• WORK REQUIRED: Where the data below has the string "Waghmare", return the whole line.

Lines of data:

──────

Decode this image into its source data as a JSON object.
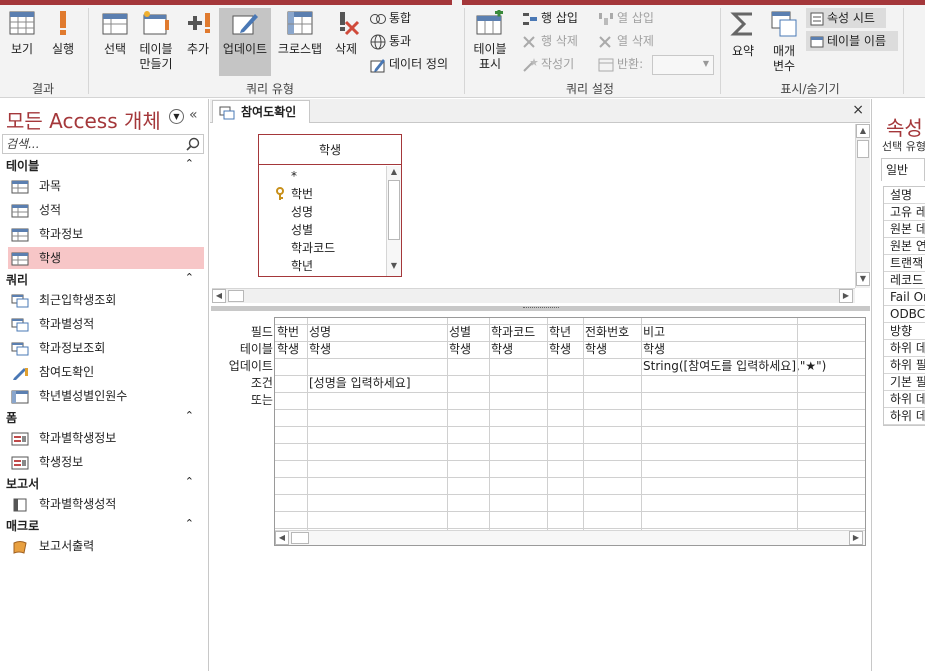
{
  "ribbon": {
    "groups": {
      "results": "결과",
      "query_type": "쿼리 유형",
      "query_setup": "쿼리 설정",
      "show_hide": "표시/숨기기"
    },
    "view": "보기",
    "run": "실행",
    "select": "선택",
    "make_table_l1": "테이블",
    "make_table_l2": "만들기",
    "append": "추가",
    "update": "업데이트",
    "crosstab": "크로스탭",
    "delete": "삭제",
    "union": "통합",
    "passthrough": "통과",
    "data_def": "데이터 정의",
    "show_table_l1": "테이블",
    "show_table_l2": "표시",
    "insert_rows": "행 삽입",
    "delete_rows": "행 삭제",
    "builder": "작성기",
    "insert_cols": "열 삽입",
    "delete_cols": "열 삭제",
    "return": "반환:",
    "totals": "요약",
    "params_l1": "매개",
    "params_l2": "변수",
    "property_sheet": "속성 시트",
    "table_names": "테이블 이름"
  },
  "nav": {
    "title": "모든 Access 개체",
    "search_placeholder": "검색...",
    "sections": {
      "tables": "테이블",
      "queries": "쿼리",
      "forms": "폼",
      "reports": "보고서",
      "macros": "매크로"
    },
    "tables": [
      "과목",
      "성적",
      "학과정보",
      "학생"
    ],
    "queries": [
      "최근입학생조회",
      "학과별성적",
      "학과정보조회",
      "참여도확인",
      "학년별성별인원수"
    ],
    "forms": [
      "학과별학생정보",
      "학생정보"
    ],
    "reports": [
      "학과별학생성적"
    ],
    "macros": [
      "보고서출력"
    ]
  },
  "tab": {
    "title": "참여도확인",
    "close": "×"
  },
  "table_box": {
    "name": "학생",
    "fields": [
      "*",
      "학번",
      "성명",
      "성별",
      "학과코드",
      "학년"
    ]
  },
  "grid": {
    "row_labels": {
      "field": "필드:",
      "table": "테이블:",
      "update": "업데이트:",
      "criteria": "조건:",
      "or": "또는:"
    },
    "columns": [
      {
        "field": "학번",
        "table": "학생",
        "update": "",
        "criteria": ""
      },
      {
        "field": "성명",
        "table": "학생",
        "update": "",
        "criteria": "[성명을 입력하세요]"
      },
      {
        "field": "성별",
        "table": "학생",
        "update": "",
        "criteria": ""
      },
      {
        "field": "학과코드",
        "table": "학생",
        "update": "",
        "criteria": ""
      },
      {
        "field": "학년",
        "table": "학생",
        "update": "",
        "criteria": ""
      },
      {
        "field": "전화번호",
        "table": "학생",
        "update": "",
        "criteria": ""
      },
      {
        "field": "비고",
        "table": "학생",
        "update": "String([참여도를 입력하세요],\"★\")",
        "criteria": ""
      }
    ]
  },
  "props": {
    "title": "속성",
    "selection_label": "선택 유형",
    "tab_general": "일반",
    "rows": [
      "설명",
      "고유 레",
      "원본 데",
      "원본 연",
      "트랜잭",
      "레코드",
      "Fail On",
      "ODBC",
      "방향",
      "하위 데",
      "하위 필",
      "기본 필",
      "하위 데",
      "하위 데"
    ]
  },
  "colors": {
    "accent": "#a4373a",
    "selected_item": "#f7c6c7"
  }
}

──────

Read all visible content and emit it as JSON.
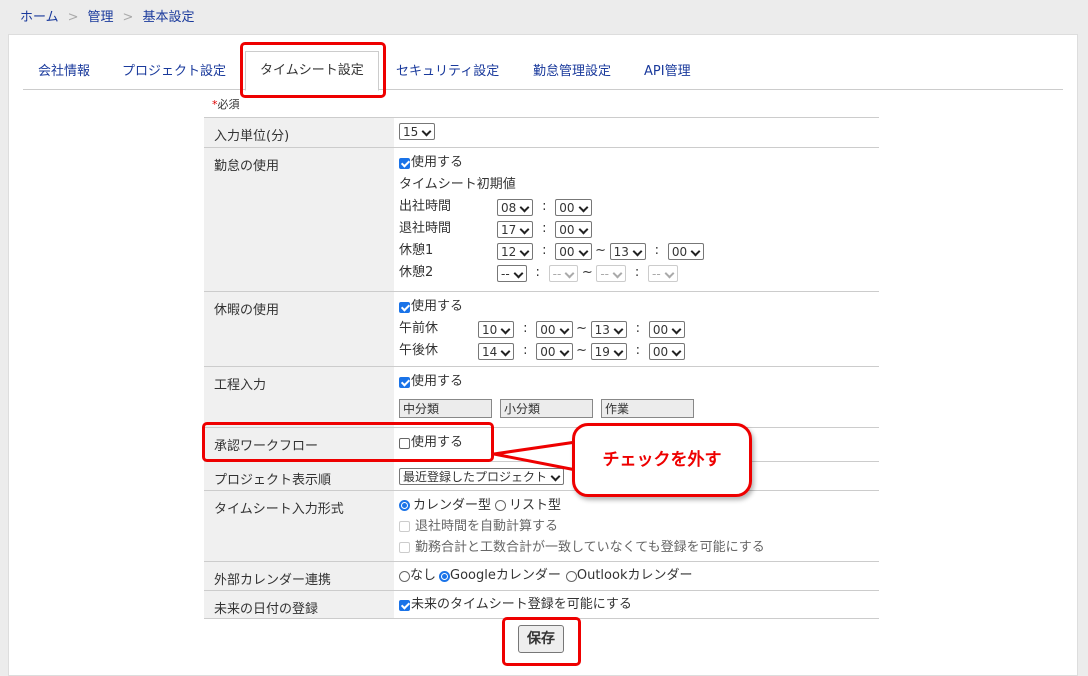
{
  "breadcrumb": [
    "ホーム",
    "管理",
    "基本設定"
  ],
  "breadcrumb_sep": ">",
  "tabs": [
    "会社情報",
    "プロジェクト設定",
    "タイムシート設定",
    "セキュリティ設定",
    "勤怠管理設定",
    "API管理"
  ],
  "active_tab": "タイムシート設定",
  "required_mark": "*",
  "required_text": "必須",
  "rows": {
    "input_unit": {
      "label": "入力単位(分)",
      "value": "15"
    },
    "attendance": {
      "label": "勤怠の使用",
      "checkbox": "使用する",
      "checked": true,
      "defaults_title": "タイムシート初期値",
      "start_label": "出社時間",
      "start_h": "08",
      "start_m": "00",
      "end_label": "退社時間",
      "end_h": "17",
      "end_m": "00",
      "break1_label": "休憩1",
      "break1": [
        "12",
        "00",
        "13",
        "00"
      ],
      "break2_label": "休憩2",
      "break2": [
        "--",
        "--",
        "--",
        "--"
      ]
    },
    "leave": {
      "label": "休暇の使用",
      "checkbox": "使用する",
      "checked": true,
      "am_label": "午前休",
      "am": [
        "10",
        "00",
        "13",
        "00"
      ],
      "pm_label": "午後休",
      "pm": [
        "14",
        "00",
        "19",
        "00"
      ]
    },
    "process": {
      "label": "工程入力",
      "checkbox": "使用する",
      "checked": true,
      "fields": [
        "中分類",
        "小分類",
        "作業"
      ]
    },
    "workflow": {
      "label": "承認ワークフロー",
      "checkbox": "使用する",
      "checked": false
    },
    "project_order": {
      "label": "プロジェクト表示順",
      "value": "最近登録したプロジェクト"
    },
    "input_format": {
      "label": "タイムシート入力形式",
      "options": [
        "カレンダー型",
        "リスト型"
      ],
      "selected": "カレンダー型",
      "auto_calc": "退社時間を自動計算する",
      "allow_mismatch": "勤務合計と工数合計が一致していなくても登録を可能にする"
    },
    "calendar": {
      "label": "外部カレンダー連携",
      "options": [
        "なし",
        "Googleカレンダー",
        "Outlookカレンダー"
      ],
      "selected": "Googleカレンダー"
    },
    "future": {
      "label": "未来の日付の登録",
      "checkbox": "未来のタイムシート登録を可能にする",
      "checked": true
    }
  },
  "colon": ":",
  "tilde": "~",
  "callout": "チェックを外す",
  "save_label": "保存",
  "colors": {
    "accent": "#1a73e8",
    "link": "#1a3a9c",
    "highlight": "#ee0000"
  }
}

──────

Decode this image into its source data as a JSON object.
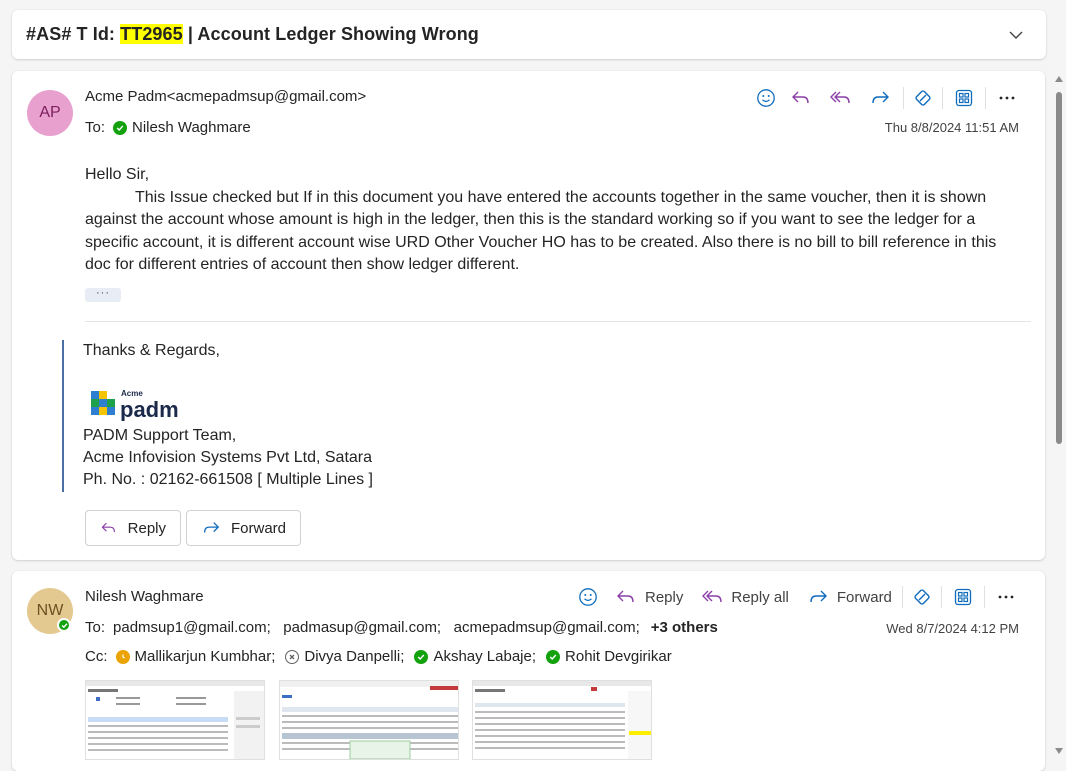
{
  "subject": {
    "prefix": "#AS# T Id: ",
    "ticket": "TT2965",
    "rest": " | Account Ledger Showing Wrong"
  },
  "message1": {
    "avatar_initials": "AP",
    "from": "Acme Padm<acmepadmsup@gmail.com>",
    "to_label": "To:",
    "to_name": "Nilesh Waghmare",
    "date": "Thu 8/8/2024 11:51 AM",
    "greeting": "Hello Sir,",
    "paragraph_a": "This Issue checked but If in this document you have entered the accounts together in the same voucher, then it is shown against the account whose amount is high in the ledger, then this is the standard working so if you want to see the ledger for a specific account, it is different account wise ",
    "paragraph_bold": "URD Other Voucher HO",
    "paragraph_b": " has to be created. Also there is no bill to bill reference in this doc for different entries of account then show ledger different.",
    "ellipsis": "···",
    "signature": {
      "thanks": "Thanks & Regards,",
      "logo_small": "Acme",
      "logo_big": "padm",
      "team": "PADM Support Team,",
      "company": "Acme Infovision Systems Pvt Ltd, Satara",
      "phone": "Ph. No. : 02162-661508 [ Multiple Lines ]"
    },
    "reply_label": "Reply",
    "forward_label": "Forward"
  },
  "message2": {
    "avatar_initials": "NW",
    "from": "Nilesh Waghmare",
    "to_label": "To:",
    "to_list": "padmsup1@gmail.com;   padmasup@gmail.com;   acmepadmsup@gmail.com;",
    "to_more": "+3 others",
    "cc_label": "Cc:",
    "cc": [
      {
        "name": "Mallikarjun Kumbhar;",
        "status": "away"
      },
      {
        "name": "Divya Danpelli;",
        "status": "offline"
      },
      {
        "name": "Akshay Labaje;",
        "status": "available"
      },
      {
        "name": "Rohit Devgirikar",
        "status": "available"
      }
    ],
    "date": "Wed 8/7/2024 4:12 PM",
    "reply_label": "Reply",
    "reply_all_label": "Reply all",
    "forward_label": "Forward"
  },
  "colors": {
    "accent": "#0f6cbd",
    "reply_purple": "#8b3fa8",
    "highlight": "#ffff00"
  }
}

──────

• ANSWER:
    "to_name": "Nilesh Waghmare",
    "from": "Nilesh Waghmare",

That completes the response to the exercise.